• **Problem**
Reproduce the entries exactly.

• **Records provided**

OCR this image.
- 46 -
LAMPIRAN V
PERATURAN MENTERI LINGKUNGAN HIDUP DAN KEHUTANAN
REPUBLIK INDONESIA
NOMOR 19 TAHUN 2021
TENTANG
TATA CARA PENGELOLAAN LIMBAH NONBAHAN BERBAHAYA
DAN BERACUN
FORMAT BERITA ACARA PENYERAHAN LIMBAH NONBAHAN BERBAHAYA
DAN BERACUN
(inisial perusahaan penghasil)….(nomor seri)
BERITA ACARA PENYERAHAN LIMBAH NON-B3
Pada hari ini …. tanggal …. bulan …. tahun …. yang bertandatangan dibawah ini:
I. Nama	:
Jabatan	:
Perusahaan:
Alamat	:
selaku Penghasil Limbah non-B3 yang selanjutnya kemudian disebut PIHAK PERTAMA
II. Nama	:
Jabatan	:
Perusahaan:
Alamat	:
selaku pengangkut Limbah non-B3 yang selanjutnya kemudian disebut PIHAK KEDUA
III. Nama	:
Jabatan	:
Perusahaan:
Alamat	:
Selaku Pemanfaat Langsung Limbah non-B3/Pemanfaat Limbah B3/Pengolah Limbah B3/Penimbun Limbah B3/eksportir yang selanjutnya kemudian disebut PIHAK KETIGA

• **Completed exercise**
OCR this image.
- 46 -
LAMPIRAN V
PERATURAN MENTERI LINGKUNGAN HIDUP DAN KEHUTANAN
REPUBLIK INDONESIA
NOMOR 19 TAHUN 2021
TENTANG
TATA CARA PENGELOLAAN LIMBAH NONBAHAN BERBAHAYA
DAN BERACUN
FORMAT BERITA ACARA PENYERAHAN LIMBAH NONBAHAN BERBAHAYA
DAN BERACUN
(inisial perusahaan penghasil)….(nomor seri)
BERITA ACARA PENYERAHAN LIMBAH NON-B3
Pada hari ini …. tanggal …. bulan …. tahun …. yang bertandatangan dibawah ini:
I. Nama	:
Jabatan	:
Perusahaan:
Alamat	:
selaku Penghasil Limbah non-B3 yang selanjutnya kemudian disebut PIHAK PERTAMA
II. Nama	:
Jabatan	:
Perusahaan:
Alamat	:
selaku pengangkut Limbah non-B3 yang selanjutnya kemudian disebut PIHAK KEDUA
III. Nama	:
Jabatan	:
Perusahaan:
Alamat	:
Selaku Pemanfaat Langsung Limbah non-B3/Pemanfaat Limbah B3/Pengolah Limbah B3/Penimbun Limbah B3/eksportir yang selanjutnya kemudian disebut PIHAK KETIGA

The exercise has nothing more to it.